**GOAL OF THE EXERCISE**. Report, word for word, every line of the material that contains "difference".

**Figure record extracts**.

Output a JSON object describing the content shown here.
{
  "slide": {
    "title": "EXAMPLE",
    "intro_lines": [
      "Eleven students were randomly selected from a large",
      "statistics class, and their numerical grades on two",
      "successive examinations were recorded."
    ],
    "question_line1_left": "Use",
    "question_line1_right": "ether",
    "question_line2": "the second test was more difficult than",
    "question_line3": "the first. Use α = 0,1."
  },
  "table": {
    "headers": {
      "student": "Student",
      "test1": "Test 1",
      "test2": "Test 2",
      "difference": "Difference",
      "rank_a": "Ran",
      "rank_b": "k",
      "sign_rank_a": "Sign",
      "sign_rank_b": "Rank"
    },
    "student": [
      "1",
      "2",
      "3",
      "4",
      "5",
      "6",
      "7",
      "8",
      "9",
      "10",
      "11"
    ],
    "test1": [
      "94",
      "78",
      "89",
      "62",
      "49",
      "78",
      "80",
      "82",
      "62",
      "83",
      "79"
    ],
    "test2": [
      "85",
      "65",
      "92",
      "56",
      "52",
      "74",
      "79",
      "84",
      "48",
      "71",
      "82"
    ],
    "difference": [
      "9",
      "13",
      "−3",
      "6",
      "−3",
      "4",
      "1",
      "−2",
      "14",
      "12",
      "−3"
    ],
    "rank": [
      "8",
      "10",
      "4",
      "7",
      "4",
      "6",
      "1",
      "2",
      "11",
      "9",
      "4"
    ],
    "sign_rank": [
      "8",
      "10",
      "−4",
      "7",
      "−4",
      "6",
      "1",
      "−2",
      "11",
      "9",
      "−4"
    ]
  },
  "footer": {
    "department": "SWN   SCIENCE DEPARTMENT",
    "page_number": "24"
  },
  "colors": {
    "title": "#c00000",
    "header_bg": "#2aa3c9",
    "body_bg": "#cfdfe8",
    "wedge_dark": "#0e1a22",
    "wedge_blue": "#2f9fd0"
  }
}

**RESULT OF THIS EXERCISE**.
      "difference": "Difference",
    "difference": [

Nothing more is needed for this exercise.